* INFORMATION PROVIDED
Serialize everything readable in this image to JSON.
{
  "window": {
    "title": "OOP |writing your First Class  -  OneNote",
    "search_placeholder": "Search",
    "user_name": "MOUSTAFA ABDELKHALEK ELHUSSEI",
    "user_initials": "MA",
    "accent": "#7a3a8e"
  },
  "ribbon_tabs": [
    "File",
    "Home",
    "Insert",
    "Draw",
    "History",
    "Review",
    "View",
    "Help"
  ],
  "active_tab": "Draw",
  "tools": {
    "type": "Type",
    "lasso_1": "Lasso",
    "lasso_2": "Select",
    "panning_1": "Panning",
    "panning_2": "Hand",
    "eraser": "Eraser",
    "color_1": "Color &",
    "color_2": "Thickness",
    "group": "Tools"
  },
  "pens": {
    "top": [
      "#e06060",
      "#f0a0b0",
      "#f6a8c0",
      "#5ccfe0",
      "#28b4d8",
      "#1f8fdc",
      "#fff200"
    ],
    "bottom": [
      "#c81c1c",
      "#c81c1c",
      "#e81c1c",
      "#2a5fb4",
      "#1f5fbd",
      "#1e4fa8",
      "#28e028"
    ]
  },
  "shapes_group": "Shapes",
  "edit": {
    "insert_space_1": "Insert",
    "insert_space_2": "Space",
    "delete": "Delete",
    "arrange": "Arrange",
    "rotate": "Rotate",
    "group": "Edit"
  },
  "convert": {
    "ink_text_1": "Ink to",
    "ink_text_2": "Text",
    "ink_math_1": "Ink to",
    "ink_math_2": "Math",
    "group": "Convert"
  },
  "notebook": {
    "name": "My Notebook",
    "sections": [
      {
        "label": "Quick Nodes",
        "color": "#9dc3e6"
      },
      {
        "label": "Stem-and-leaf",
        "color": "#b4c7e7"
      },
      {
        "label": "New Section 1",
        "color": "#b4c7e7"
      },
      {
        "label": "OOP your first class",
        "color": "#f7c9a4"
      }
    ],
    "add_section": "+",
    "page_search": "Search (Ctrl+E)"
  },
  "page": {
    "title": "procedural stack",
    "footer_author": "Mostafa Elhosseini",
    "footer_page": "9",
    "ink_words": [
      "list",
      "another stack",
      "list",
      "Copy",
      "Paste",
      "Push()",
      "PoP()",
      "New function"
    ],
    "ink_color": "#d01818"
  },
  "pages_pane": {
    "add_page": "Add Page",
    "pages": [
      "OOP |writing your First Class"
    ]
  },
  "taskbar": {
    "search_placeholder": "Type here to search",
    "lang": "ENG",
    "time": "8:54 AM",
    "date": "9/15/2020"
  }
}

* PROBLEM TO WORK ON
Output the full listing without altering anything.

* SOLUTION FOR THIS TASK
Serialize everything readable in this image to JSON.
{
  "window": {
    "title": "OOP |writing your First Class  -  OneNote",
    "search_placeholder": "Search",
    "user_name": "MOUSTAFA ABDELKHALEK ELHUSSEI",
    "user_initials": "MA",
    "accent": "#7a3a8e"
  },
  "ribbon_tabs": [
    "File",
    "Home",
    "Insert",
    "Draw",
    "History",
    "Review",
    "View",
    "Help"
  ],
  "active_tab": "Draw",
  "tools": {
    "type": "Type",
    "lasso_1": "Lasso",
    "lasso_2": "Select",
    "panning_1": "Panning",
    "panning_2": "Hand",
    "eraser": "Eraser",
    "color_1": "Color &",
    "color_2": "Thickness",
    "group": "Tools"
  },
  "pens": {
    "top": [
      "#e06060",
      "#f0a0b0",
      "#f6a8c0",
      "#5ccfe0",
      "#28b4d8",
      "#1f8fdc",
      "#fff200"
    ],
    "bottom": [
      "#c81c1c",
      "#c81c1c",
      "#e81c1c",
      "#2a5fb4",
      "#1f5fbd",
      "#1e4fa8",
      "#28e028"
    ]
  },
  "shapes_group": "Shapes",
  "edit": {
    "insert_space_1": "Insert",
    "insert_space_2": "Space",
    "delete": "Delete",
    "arrange": "Arrange",
    "rotate": "Rotate",
    "group": "Edit"
  },
  "convert": {
    "ink_text_1": "Ink to",
    "ink_text_2": "Text",
    "ink_math_1": "Ink to",
    "ink_math_2": "Math",
    "group": "Convert"
  },
  "notebook": {
    "name": "My Notebook",
    "sections": [
      {
        "label": "Quick Nodes",
        "color": "#9dc3e6"
      },
      {
        "label": "Stem-and-leaf",
        "color": "#b4c7e7"
      },
      {
        "label": "New Section 1",
        "color": "#b4c7e7"
      },
      {
        "label": "OOP your first class",
        "color": "#f7c9a4"
      }
    ],
    "add_section": "+",
    "page_search": "Search (Ctrl+E)"
  },
  "page": {
    "title": "procedural stack",
    "footer_author": "Mostafa Elhosseini",
    "footer_page": "9",
    "ink_words": [
      "list",
      "another stack",
      "list",
      "Copy",
      "Paste",
      "Push()",
      "PoP()",
      "New function"
    ],
    "ink_color": "#d01818"
  },
  "pages_pane": {
    "add_page": "Add Page",
    "pages": [
      "OOP |writing your First Class"
    ]
  },
  "taskbar": {
    "search_placeholder": "Type here to search",
    "lang": "ENG",
    "time": "8:54 AM",
    "date": "9/15/2020"
  }
}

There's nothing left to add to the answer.